Type out the records that follow, exactly as given.
start Materials provided
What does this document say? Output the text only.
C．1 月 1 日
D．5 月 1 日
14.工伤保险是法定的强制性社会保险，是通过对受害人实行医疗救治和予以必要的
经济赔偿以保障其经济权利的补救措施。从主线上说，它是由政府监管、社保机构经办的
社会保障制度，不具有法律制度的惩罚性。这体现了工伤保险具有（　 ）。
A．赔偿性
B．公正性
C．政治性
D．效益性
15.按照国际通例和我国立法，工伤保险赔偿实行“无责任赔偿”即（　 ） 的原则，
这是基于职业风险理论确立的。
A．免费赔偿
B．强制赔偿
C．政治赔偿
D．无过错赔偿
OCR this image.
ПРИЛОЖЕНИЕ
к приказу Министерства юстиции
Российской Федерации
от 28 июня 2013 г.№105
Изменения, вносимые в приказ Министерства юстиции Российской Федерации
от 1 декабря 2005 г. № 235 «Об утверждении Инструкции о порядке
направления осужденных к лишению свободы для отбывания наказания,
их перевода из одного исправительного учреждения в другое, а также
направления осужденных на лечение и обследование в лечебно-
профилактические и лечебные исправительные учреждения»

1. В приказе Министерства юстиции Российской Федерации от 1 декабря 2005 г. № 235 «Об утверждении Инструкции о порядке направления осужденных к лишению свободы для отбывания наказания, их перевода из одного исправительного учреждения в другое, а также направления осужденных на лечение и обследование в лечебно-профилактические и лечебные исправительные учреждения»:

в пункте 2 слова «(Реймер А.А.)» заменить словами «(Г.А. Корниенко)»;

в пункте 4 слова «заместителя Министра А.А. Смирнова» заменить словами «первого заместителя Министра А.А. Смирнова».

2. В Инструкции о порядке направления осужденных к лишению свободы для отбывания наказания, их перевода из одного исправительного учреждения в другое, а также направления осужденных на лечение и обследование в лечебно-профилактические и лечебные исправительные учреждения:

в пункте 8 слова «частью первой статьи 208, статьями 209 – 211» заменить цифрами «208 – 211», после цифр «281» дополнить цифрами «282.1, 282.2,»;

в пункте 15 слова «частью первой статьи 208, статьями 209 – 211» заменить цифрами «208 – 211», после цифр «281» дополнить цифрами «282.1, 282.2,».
end Materials provided
> [Final result]
What does this document say? Output the text only.
C．1 月 1 日
D．5 月 1 日
14.工伤保险是法定的强制性社会保险，是通过对受害人实行医疗救治和予以必要的
经济赔偿以保障其经济权利的补救措施。从主线上说，它是由政府监管、社保机构经办的
社会保障制度，不具有法律制度的惩罚性。这体现了工伤保险具有（　 ）。
A．赔偿性
B．公正性
C．政治性
D．效益性
15.按照国际通例和我国立法，工伤保险赔偿实行“无责任赔偿”即（　 ） 的原则，
这是基于职业风险理论确立的。
A．免费赔偿
B．强制赔偿
C．政治赔偿
D．无过错赔偿
OCR this image.
ПРИЛОЖЕНИЕ
к приказу Министерства юстиции
Российской Федерации
от 28 июня 2013 г.№105
Изменения, вносимые в приказ Министерства юстиции Российской Федерации
от 1 декабря 2005 г. № 235 «Об утверждении Инструкции о порядке
направления осужденных к лишению свободы для отбывания наказания,
их перевода из одного исправительного учреждения в другое, а также
направления осужденных на лечение и обследование в лечебно-
профилактические и лечебные исправительные учреждения»

1. В приказе Министерства юстиции Российской Федерации от 1 декабря 2005 г. № 235 «Об утверждении Инструкции о порядке направления осужденных к лишению свободы для отбывания наказания, их перевода из одного исправительного учреждения в другое, а также направления осужденных на лечение и обследование в лечебно-профилактические и лечебные исправительные учреждения»:

в пункте 2 слова «(Реймер А.А.)» заменить словами «(Г.А. Корниенко)»;

в пункте 4 слова «заместителя Министра А.А. Смирнова» заменить словами «первого заместителя Министра А.А. Смирнова».

2. В Инструкции о порядке направления осужденных к лишению свободы для отбывания наказания, их перевода из одного исправительного учреждения в другое, а также направления осужденных на лечение и обследование в лечебно-профилактические и лечебные исправительные учреждения:

в пункте 8 слова «частью первой статьи 208, статьями 209 – 211» заменить цифрами «208 – 211», после цифр «281» дополнить цифрами «282.1, 282.2,»;

в пункте 15 слова «частью первой статьи 208, статьями 209 – 211» заменить цифрами «208 – 211», после цифр «281» дополнить цифрами «282.1, 282.2,».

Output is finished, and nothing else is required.